- Stated task -
Please list all lines of the material below in which the string "with" occurs.

- Input rows -
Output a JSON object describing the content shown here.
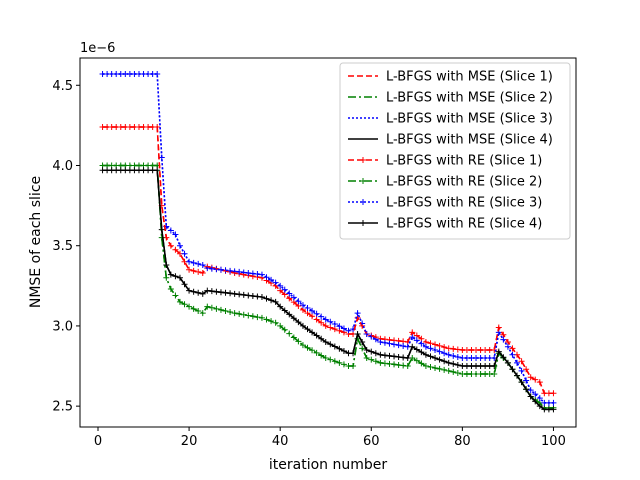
{
  "chart_data": {
    "type": "line",
    "xlabel": "iteration number",
    "ylabel": "NMSE of each slice",
    "offset_text": "1e−6",
    "xlim": [
      -3.95,
      104.95
    ],
    "ylim": [
      2.37,
      4.67
    ],
    "x_ticks": [
      0,
      20,
      40,
      60,
      80,
      100
    ],
    "x_tick_labels": [
      "0",
      "20",
      "40",
      "60",
      "80",
      "100"
    ],
    "y_ticks": [
      2.5,
      3.0,
      3.5,
      4.0,
      4.5
    ],
    "y_tick_labels": [
      "2.5",
      "3.0",
      "3.5",
      "4.0",
      "4.5"
    ],
    "grid": false,
    "legend_position": "top-right",
    "x_range": [
      1,
      100
    ],
    "series": [
      {
        "name": "L-BFGS with MSE (Slice 1)",
        "color": "#ff0000",
        "dash": "dashed",
        "marker": "none",
        "key_points": [
          [
            1,
            4.24
          ],
          [
            13,
            4.24
          ],
          [
            14,
            3.75
          ],
          [
            15,
            3.55
          ],
          [
            16,
            3.5
          ],
          [
            18,
            3.45
          ],
          [
            20,
            3.35
          ],
          [
            23,
            3.33
          ],
          [
            24,
            3.37
          ],
          [
            30,
            3.33
          ],
          [
            36,
            3.3
          ],
          [
            39,
            3.25
          ],
          [
            40,
            3.22
          ],
          [
            45,
            3.1
          ],
          [
            50,
            3.0
          ],
          [
            55,
            2.95
          ],
          [
            56,
            2.95
          ],
          [
            57,
            3.05
          ],
          [
            59,
            2.95
          ],
          [
            62,
            2.92
          ],
          [
            68,
            2.9
          ],
          [
            69,
            2.96
          ],
          [
            72,
            2.9
          ],
          [
            77,
            2.86
          ],
          [
            80,
            2.85
          ],
          [
            87,
            2.85
          ],
          [
            88,
            2.99
          ],
          [
            90,
            2.9
          ],
          [
            93,
            2.78
          ],
          [
            95,
            2.68
          ],
          [
            97,
            2.65
          ],
          [
            98,
            2.58
          ],
          [
            100,
            2.58
          ]
        ]
      },
      {
        "name": "L-BFGS with MSE (Slice 2)",
        "color": "#008000",
        "dash": "dashdot",
        "marker": "none",
        "key_points": [
          [
            1,
            4.0
          ],
          [
            13,
            4.0
          ],
          [
            14,
            3.55
          ],
          [
            15,
            3.3
          ],
          [
            16,
            3.23
          ],
          [
            18,
            3.15
          ],
          [
            20,
            3.12
          ],
          [
            23,
            3.08
          ],
          [
            24,
            3.12
          ],
          [
            30,
            3.08
          ],
          [
            36,
            3.05
          ],
          [
            39,
            3.02
          ],
          [
            40,
            3.0
          ],
          [
            45,
            2.88
          ],
          [
            50,
            2.8
          ],
          [
            55,
            2.75
          ],
          [
            56,
            2.75
          ],
          [
            57,
            2.92
          ],
          [
            59,
            2.8
          ],
          [
            62,
            2.77
          ],
          [
            68,
            2.75
          ],
          [
            69,
            2.8
          ],
          [
            72,
            2.75
          ],
          [
            77,
            2.72
          ],
          [
            80,
            2.7
          ],
          [
            87,
            2.7
          ],
          [
            88,
            2.83
          ],
          [
            90,
            2.77
          ],
          [
            93,
            2.65
          ],
          [
            95,
            2.56
          ],
          [
            97,
            2.52
          ],
          [
            98,
            2.49
          ],
          [
            100,
            2.49
          ]
        ]
      },
      {
        "name": "L-BFGS with MSE (Slice 3)",
        "color": "#0000ff",
        "dash": "dotted",
        "marker": "none",
        "key_points": [
          [
            1,
            4.57
          ],
          [
            13,
            4.57
          ],
          [
            14,
            4.05
          ],
          [
            15,
            3.62
          ],
          [
            17,
            3.57
          ],
          [
            18,
            3.5
          ],
          [
            20,
            3.4
          ],
          [
            23,
            3.38
          ],
          [
            24,
            3.36
          ],
          [
            30,
            3.34
          ],
          [
            36,
            3.32
          ],
          [
            39,
            3.27
          ],
          [
            40,
            3.25
          ],
          [
            45,
            3.13
          ],
          [
            50,
            3.04
          ],
          [
            55,
            2.97
          ],
          [
            56,
            2.98
          ],
          [
            57,
            3.08
          ],
          [
            59,
            2.95
          ],
          [
            62,
            2.9
          ],
          [
            68,
            2.87
          ],
          [
            69,
            2.93
          ],
          [
            72,
            2.87
          ],
          [
            77,
            2.82
          ],
          [
            80,
            2.8
          ],
          [
            87,
            2.8
          ],
          [
            88,
            2.96
          ],
          [
            90,
            2.87
          ],
          [
            93,
            2.72
          ],
          [
            95,
            2.6
          ],
          [
            97,
            2.55
          ],
          [
            98,
            2.52
          ],
          [
            100,
            2.52
          ]
        ]
      },
      {
        "name": "L-BFGS with MSE (Slice 4)",
        "color": "#000000",
        "dash": "solid",
        "marker": "none",
        "key_points": [
          [
            1,
            3.97
          ],
          [
            13,
            3.97
          ],
          [
            14,
            3.6
          ],
          [
            15,
            3.38
          ],
          [
            16,
            3.32
          ],
          [
            18,
            3.3
          ],
          [
            20,
            3.22
          ],
          [
            23,
            3.2
          ],
          [
            24,
            3.22
          ],
          [
            30,
            3.2
          ],
          [
            36,
            3.18
          ],
          [
            39,
            3.15
          ],
          [
            40,
            3.12
          ],
          [
            45,
            3.0
          ],
          [
            50,
            2.9
          ],
          [
            55,
            2.83
          ],
          [
            56,
            2.83
          ],
          [
            57,
            2.95
          ],
          [
            59,
            2.85
          ],
          [
            62,
            2.82
          ],
          [
            68,
            2.8
          ],
          [
            69,
            2.87
          ],
          [
            72,
            2.82
          ],
          [
            77,
            2.77
          ],
          [
            80,
            2.75
          ],
          [
            87,
            2.75
          ],
          [
            88,
            2.84
          ],
          [
            90,
            2.77
          ],
          [
            93,
            2.65
          ],
          [
            95,
            2.56
          ],
          [
            97,
            2.5
          ],
          [
            98,
            2.48
          ],
          [
            100,
            2.48
          ]
        ]
      },
      {
        "name": "L-BFGS with RE (Slice 1)",
        "color": "#ff0000",
        "dash": "dashed",
        "marker": "plus",
        "key_points": [
          [
            1,
            4.24
          ],
          [
            13,
            4.24
          ],
          [
            14,
            3.75
          ],
          [
            15,
            3.55
          ],
          [
            16,
            3.5
          ],
          [
            18,
            3.45
          ],
          [
            20,
            3.35
          ],
          [
            23,
            3.33
          ],
          [
            24,
            3.37
          ],
          [
            30,
            3.33
          ],
          [
            36,
            3.3
          ],
          [
            39,
            3.25
          ],
          [
            40,
            3.22
          ],
          [
            45,
            3.1
          ],
          [
            50,
            3.0
          ],
          [
            55,
            2.95
          ],
          [
            56,
            2.95
          ],
          [
            57,
            3.05
          ],
          [
            59,
            2.95
          ],
          [
            62,
            2.92
          ],
          [
            68,
            2.9
          ],
          [
            69,
            2.96
          ],
          [
            72,
            2.9
          ],
          [
            77,
            2.86
          ],
          [
            80,
            2.85
          ],
          [
            87,
            2.85
          ],
          [
            88,
            2.99
          ],
          [
            90,
            2.9
          ],
          [
            93,
            2.78
          ],
          [
            95,
            2.68
          ],
          [
            97,
            2.65
          ],
          [
            98,
            2.58
          ],
          [
            100,
            2.58
          ]
        ]
      },
      {
        "name": "L-BFGS with RE (Slice 2)",
        "color": "#008000",
        "dash": "dashdot",
        "marker": "plus",
        "key_points": [
          [
            1,
            4.0
          ],
          [
            13,
            4.0
          ],
          [
            14,
            3.55
          ],
          [
            15,
            3.3
          ],
          [
            16,
            3.23
          ],
          [
            18,
            3.15
          ],
          [
            20,
            3.12
          ],
          [
            23,
            3.08
          ],
          [
            24,
            3.12
          ],
          [
            30,
            3.08
          ],
          [
            36,
            3.05
          ],
          [
            39,
            3.02
          ],
          [
            40,
            3.0
          ],
          [
            45,
            2.88
          ],
          [
            50,
            2.8
          ],
          [
            55,
            2.75
          ],
          [
            56,
            2.75
          ],
          [
            57,
            2.92
          ],
          [
            59,
            2.8
          ],
          [
            62,
            2.77
          ],
          [
            68,
            2.75
          ],
          [
            69,
            2.8
          ],
          [
            72,
            2.75
          ],
          [
            77,
            2.72
          ],
          [
            80,
            2.7
          ],
          [
            87,
            2.7
          ],
          [
            88,
            2.83
          ],
          [
            90,
            2.77
          ],
          [
            93,
            2.65
          ],
          [
            95,
            2.56
          ],
          [
            97,
            2.52
          ],
          [
            98,
            2.49
          ],
          [
            100,
            2.49
          ]
        ]
      },
      {
        "name": "L-BFGS with RE (Slice 3)",
        "color": "#0000ff",
        "dash": "dotted",
        "marker": "plus",
        "key_points": [
          [
            1,
            4.57
          ],
          [
            13,
            4.57
          ],
          [
            14,
            4.05
          ],
          [
            15,
            3.62
          ],
          [
            17,
            3.57
          ],
          [
            18,
            3.5
          ],
          [
            20,
            3.4
          ],
          [
            23,
            3.38
          ],
          [
            24,
            3.36
          ],
          [
            30,
            3.34
          ],
          [
            36,
            3.32
          ],
          [
            39,
            3.27
          ],
          [
            40,
            3.25
          ],
          [
            45,
            3.13
          ],
          [
            50,
            3.04
          ],
          [
            55,
            2.97
          ],
          [
            56,
            2.98
          ],
          [
            57,
            3.08
          ],
          [
            59,
            2.95
          ],
          [
            62,
            2.9
          ],
          [
            68,
            2.87
          ],
          [
            69,
            2.93
          ],
          [
            72,
            2.87
          ],
          [
            77,
            2.82
          ],
          [
            80,
            2.8
          ],
          [
            87,
            2.8
          ],
          [
            88,
            2.96
          ],
          [
            90,
            2.87
          ],
          [
            93,
            2.72
          ],
          [
            95,
            2.6
          ],
          [
            97,
            2.55
          ],
          [
            98,
            2.52
          ],
          [
            100,
            2.52
          ]
        ]
      },
      {
        "name": "L-BFGS with RE (Slice 4)",
        "color": "#000000",
        "dash": "solid",
        "marker": "plus",
        "key_points": [
          [
            1,
            3.97
          ],
          [
            13,
            3.97
          ],
          [
            14,
            3.6
          ],
          [
            15,
            3.38
          ],
          [
            16,
            3.32
          ],
          [
            18,
            3.3
          ],
          [
            20,
            3.22
          ],
          [
            23,
            3.2
          ],
          [
            24,
            3.22
          ],
          [
            30,
            3.2
          ],
          [
            36,
            3.18
          ],
          [
            39,
            3.15
          ],
          [
            40,
            3.12
          ],
          [
            45,
            3.0
          ],
          [
            50,
            2.9
          ],
          [
            55,
            2.83
          ],
          [
            56,
            2.83
          ],
          [
            57,
            2.95
          ],
          [
            59,
            2.85
          ],
          [
            62,
            2.82
          ],
          [
            68,
            2.8
          ],
          [
            69,
            2.87
          ],
          [
            72,
            2.82
          ],
          [
            77,
            2.77
          ],
          [
            80,
            2.75
          ],
          [
            87,
            2.75
          ],
          [
            88,
            2.84
          ],
          [
            90,
            2.77
          ],
          [
            93,
            2.65
          ],
          [
            95,
            2.56
          ],
          [
            97,
            2.5
          ],
          [
            98,
            2.48
          ],
          [
            100,
            2.48
          ]
        ]
      }
    ]
  }
}
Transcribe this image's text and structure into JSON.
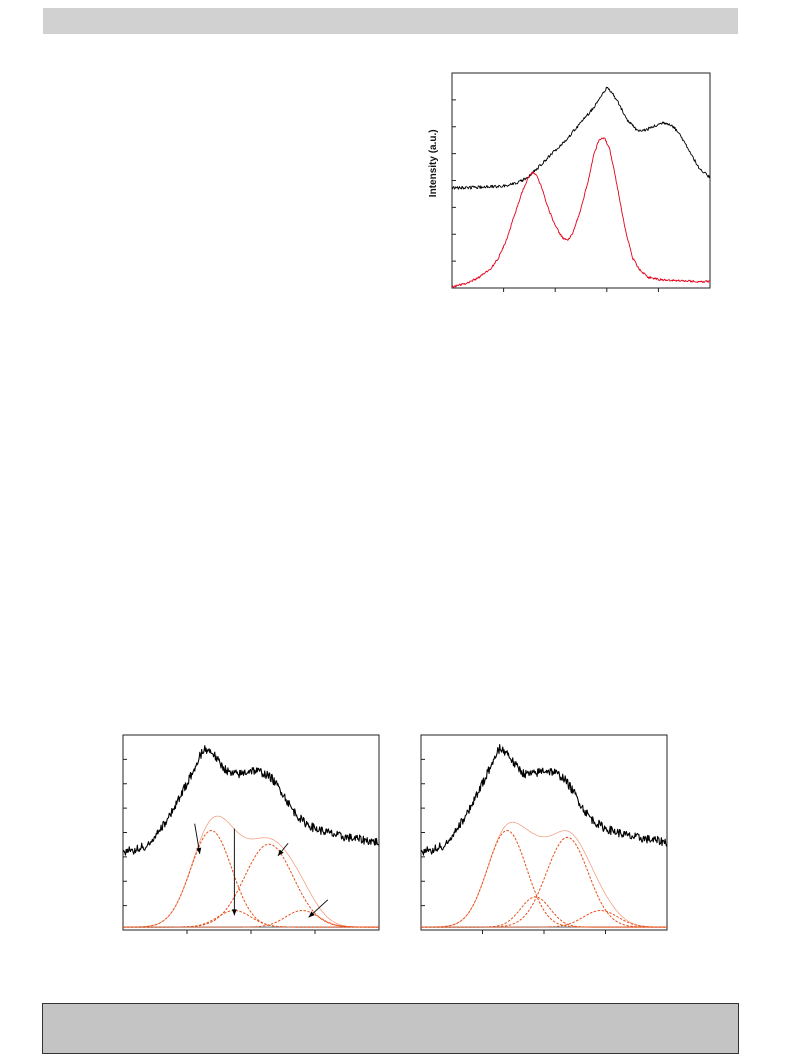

- Exercise solution -
        "name": "L-BFGS with MSE (Slice 1)",
        "name": "L-BFGS with MSE (Slice 2)",
        "name": "L-BFGS with MSE (Slice 3)",
        "name": "L-BFGS with MSE (Slice 4)",
        "name": "L-BFGS with RE (Slice 1)",
        "name": "L-BFGS with RE (Slice 2)",
        "name": "L-BFGS with RE (Slice 3)",
        "name": "L-BFGS with RE (Slice 4)",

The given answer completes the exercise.